Brano citato:
-------------------------

Finalmente Federico Motta e la sua boria si sono fatti da parte.

Evidentemente la pretesa di essere l’unico ente a poter gestire il Salone del Libro ha trovato agio in un’amministrazione comunale più prona. L’assessore alla Cultura di Milano, Filippo Del Corno, ha dichiarato di essere bendisposto a qualunque decisione sostenuta dal Consiglio Generale dell’Aie (Associazione Italiana Editori) di cui Motta è il presidente.

“Milano è tranquillamente pronta ad accettare qualunque decisione venga presa purché nell’interesse collettivo nazionale. Con grande serenità dobbiamo tutti rimetterci al dibattito che avverrà all’interno dell’Aie e alla decisione che prenderanno” ha dichiarato Del Corno.

Come se davvero avesse l’obbligo di sottostare ai capricci di un’associazione di categoria e non piuttosto alle direttive ministeriali di un governo formato dal suo stesso partito. Davvero pensa che “sarebbe stato irresponsabile per Milano arroccarsi di fronte all’impossibilità di lavorare a un nuovo progetto” ?

Io credo il contrario.

Credo sia irresponsabile da parte dell’assessore alla Cultura di una città così rilevante appoggiare scelte portatrici di divisioni nell’ambito culturale e nell’editoria italiana già in crisi.

Mai come oggi si dovrebbero unire le forze, non creare due saloncini per sempre meno lettori. Non creare divisioni tra editori, autori, lettori, città e istituzioni statali.

-------------------------

Voci del dataset di layout:
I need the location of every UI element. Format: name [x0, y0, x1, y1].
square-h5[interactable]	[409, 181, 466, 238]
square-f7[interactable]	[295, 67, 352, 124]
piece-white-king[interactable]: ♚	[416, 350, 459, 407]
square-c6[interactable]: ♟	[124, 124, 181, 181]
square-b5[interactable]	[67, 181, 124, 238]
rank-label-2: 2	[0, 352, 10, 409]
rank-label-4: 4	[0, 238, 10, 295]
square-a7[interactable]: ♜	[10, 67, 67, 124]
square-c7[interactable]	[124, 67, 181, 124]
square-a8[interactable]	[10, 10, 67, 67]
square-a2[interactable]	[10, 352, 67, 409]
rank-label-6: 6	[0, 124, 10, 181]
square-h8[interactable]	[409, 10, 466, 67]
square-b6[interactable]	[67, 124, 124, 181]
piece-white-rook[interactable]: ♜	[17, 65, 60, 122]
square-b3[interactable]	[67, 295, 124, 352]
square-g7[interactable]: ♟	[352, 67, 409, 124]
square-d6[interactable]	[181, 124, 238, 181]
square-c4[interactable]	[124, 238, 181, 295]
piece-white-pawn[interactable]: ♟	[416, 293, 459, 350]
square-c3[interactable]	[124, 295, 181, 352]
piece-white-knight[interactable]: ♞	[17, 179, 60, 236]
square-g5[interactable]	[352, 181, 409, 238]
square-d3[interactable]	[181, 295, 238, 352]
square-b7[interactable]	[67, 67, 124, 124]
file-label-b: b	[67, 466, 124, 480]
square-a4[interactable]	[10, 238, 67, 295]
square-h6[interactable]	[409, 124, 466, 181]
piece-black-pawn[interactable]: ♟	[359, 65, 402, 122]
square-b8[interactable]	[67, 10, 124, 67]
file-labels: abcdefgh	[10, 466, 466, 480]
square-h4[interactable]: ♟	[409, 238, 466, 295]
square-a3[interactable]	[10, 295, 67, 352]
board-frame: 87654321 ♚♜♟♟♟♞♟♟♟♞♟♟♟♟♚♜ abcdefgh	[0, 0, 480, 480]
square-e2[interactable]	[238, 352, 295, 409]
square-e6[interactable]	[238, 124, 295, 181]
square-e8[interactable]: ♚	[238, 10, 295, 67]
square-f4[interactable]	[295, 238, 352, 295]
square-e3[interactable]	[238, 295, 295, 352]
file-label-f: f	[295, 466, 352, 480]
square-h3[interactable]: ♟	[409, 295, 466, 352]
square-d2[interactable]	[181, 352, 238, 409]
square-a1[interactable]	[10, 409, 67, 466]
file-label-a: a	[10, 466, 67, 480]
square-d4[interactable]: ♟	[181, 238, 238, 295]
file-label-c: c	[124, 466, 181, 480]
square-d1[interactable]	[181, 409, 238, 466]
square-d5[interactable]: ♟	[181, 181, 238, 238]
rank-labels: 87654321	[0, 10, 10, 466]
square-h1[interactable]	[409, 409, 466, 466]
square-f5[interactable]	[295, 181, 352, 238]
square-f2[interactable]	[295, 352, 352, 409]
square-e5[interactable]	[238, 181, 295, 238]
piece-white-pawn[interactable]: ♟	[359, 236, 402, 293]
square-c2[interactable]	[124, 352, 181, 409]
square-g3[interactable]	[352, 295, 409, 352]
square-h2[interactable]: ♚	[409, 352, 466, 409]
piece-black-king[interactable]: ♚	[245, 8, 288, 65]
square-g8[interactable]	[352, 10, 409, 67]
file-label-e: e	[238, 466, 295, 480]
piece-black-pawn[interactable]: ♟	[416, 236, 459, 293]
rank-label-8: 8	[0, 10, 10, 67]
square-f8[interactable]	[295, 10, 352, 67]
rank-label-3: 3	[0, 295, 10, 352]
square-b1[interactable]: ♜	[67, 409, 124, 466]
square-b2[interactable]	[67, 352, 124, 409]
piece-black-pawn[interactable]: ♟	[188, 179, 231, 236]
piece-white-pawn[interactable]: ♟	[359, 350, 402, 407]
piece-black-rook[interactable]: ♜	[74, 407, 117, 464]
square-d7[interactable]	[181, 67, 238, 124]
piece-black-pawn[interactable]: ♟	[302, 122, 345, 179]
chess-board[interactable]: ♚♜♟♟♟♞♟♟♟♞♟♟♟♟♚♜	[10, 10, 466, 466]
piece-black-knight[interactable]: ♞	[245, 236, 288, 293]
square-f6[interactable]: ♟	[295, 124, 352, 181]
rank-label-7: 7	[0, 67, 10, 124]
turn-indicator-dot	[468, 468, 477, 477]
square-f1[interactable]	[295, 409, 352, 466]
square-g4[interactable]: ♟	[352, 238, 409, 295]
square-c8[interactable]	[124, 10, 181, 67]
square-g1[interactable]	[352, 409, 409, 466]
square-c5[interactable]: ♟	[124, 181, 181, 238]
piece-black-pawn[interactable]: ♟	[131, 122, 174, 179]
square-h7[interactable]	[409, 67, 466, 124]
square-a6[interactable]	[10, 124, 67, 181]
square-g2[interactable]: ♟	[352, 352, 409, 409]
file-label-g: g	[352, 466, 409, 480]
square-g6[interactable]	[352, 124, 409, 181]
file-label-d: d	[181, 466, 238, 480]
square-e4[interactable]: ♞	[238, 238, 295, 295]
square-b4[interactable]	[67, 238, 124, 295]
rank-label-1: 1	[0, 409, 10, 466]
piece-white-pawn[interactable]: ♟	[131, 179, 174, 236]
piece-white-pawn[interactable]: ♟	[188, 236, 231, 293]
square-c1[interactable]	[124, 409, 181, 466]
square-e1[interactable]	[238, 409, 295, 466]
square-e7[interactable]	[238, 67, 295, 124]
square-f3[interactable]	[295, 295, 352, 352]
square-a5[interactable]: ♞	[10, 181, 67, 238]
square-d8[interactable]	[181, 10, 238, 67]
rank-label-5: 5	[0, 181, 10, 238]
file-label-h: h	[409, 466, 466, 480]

-------------------------

Consegna:
Indica se ciascuna affermazione concorda con il testo sul Salone del Libro, rispondendo sì o no e citando alla lettera le parole del testo che lo stabiliscono: (a) Filippo Del Corno è assessore alla Cultura di Milano; (b) Federico Motta è il presidente dell'Aie; (c) l'autore del testo auspica la nascita di due saloni distinti.

Risposta completa:
(a) Sì: "L’assessore alla Cultura di Milano, Filippo Del Corno".
(b) Sì: "di cui Motta è il presidente".
(c) No: "non creare due saloncini per sempre meno lettori".